DIRECTIVE>
Output every line below exactly.

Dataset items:

______

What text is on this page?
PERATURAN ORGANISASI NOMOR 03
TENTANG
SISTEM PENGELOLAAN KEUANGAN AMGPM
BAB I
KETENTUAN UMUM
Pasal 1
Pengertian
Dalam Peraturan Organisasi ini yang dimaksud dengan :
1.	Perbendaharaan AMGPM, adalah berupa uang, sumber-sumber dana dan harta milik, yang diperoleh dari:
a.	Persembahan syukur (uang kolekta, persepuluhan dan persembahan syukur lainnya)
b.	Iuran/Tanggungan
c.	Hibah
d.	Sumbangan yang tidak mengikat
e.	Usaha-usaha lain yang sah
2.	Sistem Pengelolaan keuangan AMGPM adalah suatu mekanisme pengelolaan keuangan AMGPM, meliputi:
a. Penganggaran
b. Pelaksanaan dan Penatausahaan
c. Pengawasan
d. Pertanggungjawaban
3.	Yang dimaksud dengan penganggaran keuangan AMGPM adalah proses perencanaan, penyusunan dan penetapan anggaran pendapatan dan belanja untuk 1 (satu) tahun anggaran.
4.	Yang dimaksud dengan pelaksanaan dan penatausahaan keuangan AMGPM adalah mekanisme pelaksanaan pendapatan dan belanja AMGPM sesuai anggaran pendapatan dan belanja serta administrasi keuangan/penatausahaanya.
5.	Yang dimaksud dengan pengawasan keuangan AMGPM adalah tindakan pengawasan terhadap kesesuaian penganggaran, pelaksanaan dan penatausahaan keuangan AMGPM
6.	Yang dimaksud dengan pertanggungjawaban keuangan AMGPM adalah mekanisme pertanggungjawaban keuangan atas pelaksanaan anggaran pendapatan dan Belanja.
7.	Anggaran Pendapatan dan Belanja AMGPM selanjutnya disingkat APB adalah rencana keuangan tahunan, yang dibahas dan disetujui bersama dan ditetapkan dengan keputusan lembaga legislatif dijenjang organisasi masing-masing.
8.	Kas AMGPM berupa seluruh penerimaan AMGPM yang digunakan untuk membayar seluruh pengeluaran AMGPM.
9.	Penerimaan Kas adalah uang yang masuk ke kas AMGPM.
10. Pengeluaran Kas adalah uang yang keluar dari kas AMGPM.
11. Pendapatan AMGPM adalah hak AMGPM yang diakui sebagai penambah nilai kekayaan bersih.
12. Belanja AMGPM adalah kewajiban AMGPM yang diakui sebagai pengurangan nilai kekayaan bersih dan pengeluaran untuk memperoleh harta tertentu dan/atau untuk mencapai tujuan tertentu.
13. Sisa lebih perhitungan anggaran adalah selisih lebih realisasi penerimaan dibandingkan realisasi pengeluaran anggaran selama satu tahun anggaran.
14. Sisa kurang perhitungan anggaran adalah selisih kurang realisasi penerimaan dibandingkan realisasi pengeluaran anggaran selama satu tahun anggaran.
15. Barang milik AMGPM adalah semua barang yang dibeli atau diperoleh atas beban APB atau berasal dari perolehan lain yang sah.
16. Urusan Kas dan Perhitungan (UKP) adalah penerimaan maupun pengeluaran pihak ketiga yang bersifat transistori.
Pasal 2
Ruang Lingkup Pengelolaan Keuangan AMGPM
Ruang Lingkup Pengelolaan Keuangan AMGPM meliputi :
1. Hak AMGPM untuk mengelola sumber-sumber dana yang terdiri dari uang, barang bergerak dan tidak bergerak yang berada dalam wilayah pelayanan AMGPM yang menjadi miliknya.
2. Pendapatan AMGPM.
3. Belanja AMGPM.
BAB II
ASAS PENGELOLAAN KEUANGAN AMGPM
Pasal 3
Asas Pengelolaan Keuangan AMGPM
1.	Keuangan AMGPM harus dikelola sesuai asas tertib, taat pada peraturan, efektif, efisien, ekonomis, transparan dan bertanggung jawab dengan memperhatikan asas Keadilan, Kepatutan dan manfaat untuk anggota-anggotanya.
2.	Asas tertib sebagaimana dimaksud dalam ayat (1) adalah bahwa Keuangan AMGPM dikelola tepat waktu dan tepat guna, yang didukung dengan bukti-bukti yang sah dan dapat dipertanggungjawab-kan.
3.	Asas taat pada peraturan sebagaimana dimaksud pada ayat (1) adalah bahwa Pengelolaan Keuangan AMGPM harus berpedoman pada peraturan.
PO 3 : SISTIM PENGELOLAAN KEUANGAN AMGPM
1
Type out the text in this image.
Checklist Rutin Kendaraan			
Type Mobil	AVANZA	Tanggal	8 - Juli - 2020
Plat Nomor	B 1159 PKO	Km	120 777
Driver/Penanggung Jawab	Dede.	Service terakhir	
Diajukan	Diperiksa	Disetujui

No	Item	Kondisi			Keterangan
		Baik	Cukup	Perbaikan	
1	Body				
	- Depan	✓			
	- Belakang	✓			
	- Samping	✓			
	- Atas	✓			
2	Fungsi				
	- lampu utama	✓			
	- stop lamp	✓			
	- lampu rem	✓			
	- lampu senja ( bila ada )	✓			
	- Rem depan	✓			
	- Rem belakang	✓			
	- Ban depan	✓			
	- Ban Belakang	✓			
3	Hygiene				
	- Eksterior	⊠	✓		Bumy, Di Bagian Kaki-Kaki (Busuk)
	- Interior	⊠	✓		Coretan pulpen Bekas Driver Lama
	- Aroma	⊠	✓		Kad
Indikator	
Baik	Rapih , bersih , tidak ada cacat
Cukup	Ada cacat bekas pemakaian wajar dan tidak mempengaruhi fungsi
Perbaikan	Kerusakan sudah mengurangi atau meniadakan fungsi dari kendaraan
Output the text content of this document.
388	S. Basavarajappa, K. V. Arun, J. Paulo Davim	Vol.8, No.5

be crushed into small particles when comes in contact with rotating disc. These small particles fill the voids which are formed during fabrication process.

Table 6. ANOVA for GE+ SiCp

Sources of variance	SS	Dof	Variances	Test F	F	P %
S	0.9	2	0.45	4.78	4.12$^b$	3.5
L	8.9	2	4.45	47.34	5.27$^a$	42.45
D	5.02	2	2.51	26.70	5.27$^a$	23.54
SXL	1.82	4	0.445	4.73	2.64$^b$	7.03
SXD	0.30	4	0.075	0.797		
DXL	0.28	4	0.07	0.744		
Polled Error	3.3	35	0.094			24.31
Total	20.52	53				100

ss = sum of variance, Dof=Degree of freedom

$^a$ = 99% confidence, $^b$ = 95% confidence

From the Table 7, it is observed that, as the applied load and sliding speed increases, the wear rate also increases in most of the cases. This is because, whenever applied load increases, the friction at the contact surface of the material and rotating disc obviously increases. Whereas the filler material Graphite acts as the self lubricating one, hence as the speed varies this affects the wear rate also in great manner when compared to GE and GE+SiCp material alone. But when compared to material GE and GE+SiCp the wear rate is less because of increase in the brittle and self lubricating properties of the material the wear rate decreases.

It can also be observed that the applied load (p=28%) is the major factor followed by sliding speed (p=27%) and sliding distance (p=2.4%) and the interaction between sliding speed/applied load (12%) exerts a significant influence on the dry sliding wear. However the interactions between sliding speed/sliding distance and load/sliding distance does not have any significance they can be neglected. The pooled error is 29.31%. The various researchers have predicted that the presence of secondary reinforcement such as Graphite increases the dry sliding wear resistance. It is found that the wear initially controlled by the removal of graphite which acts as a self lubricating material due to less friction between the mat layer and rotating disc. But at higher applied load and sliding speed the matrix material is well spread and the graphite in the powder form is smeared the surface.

______

WRITTEN RESPONSE>
What text is on this page?
PERATURAN ORGANISASI NOMOR 03
TENTANG
SISTEM PENGELOLAAN KEUANGAN AMGPM
BAB I
KETENTUAN UMUM
Pasal 1
Pengertian
Dalam Peraturan Organisasi ini yang dimaksud dengan :
1.	Perbendaharaan AMGPM, adalah berupa uang, sumber-sumber dana dan harta milik, yang diperoleh dari:
a.	Persembahan syukur (uang kolekta, persepuluhan dan persembahan syukur lainnya)
b.	Iuran/Tanggungan
c.	Hibah
d.	Sumbangan yang tidak mengikat
e.	Usaha-usaha lain yang sah
2.	Sistem Pengelolaan keuangan AMGPM adalah suatu mekanisme pengelolaan keuangan AMGPM, meliputi:
a. Penganggaran
b. Pelaksanaan dan Penatausahaan
c. Pengawasan
d. Pertanggungjawaban
3.	Yang dimaksud dengan penganggaran keuangan AMGPM adalah proses perencanaan, penyusunan dan penetapan anggaran pendapatan dan belanja untuk 1 (satu) tahun anggaran.
4.	Yang dimaksud dengan pelaksanaan dan penatausahaan keuangan AMGPM adalah mekanisme pelaksanaan pendapatan dan belanja AMGPM sesuai anggaran pendapatan dan belanja serta administrasi keuangan/penatausahaanya.
5.	Yang dimaksud dengan pengawasan keuangan AMGPM adalah tindakan pengawasan terhadap kesesuaian penganggaran, pelaksanaan dan penatausahaan keuangan AMGPM
6.	Yang dimaksud dengan pertanggungjawaban keuangan AMGPM adalah mekanisme pertanggungjawaban keuangan atas pelaksanaan anggaran pendapatan dan Belanja.
7.	Anggaran Pendapatan dan Belanja AMGPM selanjutnya disingkat APB adalah rencana keuangan tahunan, yang dibahas dan disetujui bersama dan ditetapkan dengan keputusan lembaga legislatif dijenjang organisasi masing-masing.
8.	Kas AMGPM berupa seluruh penerimaan AMGPM yang digunakan untuk membayar seluruh pengeluaran AMGPM.
9.	Penerimaan Kas adalah uang yang masuk ke kas AMGPM.
10. Pengeluaran Kas adalah uang yang keluar dari kas AMGPM.
11. Pendapatan AMGPM adalah hak AMGPM yang diakui sebagai penambah nilai kekayaan bersih.
12. Belanja AMGPM adalah kewajiban AMGPM yang diakui sebagai pengurangan nilai kekayaan bersih dan pengeluaran untuk memperoleh harta tertentu dan/atau untuk mencapai tujuan tertentu.
13. Sisa lebih perhitungan anggaran adalah selisih lebih realisasi penerimaan dibandingkan realisasi pengeluaran anggaran selama satu tahun anggaran.
14. Sisa kurang perhitungan anggaran adalah selisih kurang realisasi penerimaan dibandingkan realisasi pengeluaran anggaran selama satu tahun anggaran.
15. Barang milik AMGPM adalah semua barang yang dibeli atau diperoleh atas beban APB atau berasal dari perolehan lain yang sah.
16. Urusan Kas dan Perhitungan (UKP) adalah penerimaan maupun pengeluaran pihak ketiga yang bersifat transistori.
Pasal 2
Ruang Lingkup Pengelolaan Keuangan AMGPM
Ruang Lingkup Pengelolaan Keuangan AMGPM meliputi :
1. Hak AMGPM untuk mengelola sumber-sumber dana yang terdiri dari uang, barang bergerak dan tidak bergerak yang berada dalam wilayah pelayanan AMGPM yang menjadi miliknya.
2. Pendapatan AMGPM.
3. Belanja AMGPM.
BAB II
ASAS PENGELOLAAN KEUANGAN AMGPM
Pasal 3
Asas Pengelolaan Keuangan AMGPM
1.	Keuangan AMGPM harus dikelola sesuai asas tertib, taat pada peraturan, efektif, efisien, ekonomis, transparan dan bertanggung jawab dengan memperhatikan asas Keadilan, Kepatutan dan manfaat untuk anggota-anggotanya.
2.	Asas tertib sebagaimana dimaksud dalam ayat (1) adalah bahwa Keuangan AMGPM dikelola tepat waktu dan tepat guna, yang didukung dengan bukti-bukti yang sah dan dapat dipertanggungjawab-kan.
3.	Asas taat pada peraturan sebagaimana dimaksud pada ayat (1) adalah bahwa Pengelolaan Keuangan AMGPM harus berpedoman pada peraturan.
PO 3 : SISTIM PENGELOLAAN KEUANGAN AMGPM
1
Type out the text in this image.
Checklist Rutin Kendaraan			
Type Mobil	AVANZA	Tanggal	8 - Juli - 2020
Plat Nomor	B 1159 PKO	Km	120 777
Driver/Penanggung Jawab	Dede.	Service terakhir	
Diajukan	Diperiksa	Disetujui

No	Item	Kondisi			Keterangan
		Baik	Cukup	Perbaikan	
1	Body				
	- Depan	✓			
	- Belakang	✓			
	- Samping	✓			
	- Atas	✓			
2	Fungsi				
	- lampu utama	✓			
	- stop lamp	✓			
	- lampu rem	✓			
	- lampu senja ( bila ada )	✓			
	- Rem depan	✓			
	- Rem belakang	✓			
	- Ban depan	✓			
	- Ban Belakang	✓			
3	Hygiene				
	- Eksterior	⊠	✓		Bumy, Di Bagian Kaki-Kaki (Busuk)
	- Interior	⊠	✓		Coretan pulpen Bekas Driver Lama
	- Aroma	⊠	✓		Kad
Indikator	
Baik	Rapih , bersih , tidak ada cacat
Cukup	Ada cacat bekas pemakaian wajar dan tidak mempengaruhi fungsi
Perbaikan	Kerusakan sudah mengurangi atau meniadakan fungsi dari kendaraan
Output the text content of this document.
388	S. Basavarajappa, K. V. Arun, J. Paulo Davim	Vol.8, No.5

be crushed into small particles when comes in contact with rotating disc. These small particles fill the voids which are formed during fabrication process.

Table 6. ANOVA for GE+ SiCp

Sources of variance	SS	Dof	Variances	Test F	F	P %
S	0.9	2	0.45	4.78	4.12$^b$	3.5
L	8.9	2	4.45	47.34	5.27$^a$	42.45
D	5.02	2	2.51	26.70	5.27$^a$	23.54
SXL	1.82	4	0.445	4.73	2.64$^b$	7.03
SXD	0.30	4	0.075	0.797		
DXL	0.28	4	0.07	0.744		
Polled Error	3.3	35	0.094			24.31
Total	20.52	53				100

ss = sum of variance, Dof=Degree of freedom

$^a$ = 99% confidence, $^b$ = 95% confidence

From the Table 7, it is observed that, as the applied load and sliding speed increases, the wear rate also increases in most of the cases. This is because, whenever applied load increases, the friction at the contact surface of the material and rotating disc obviously increases. Whereas the filler material Graphite acts as the self lubricating one, hence as the speed varies this affects the wear rate also in great manner when compared to GE and GE+SiCp material alone. But when compared to material GE and GE+SiCp the wear rate is less because of increase in the brittle and self lubricating properties of the material the wear rate decreases.

It can also be observed that the applied load (p=28%) is the major factor followed by sliding speed (p=27%) and sliding distance (p=2.4%) and the interaction between sliding speed/applied load (12%) exerts a significant influence on the dry sliding wear. However the interactions between sliding speed/sliding distance and load/sliding distance does not have any significance they can be neglected. The pooled error is 29.31%. The various researchers have predicted that the presence of secondary reinforcement such as Graphite increases the dry sliding wear resistance. It is found that the wear initially controlled by the removal of graphite which acts as a self lubricating material due to less friction between the mat layer and rotating disc. But at higher applied load and sliding speed the matrix material is well spread and the graphite in the powder form is smeared the surface.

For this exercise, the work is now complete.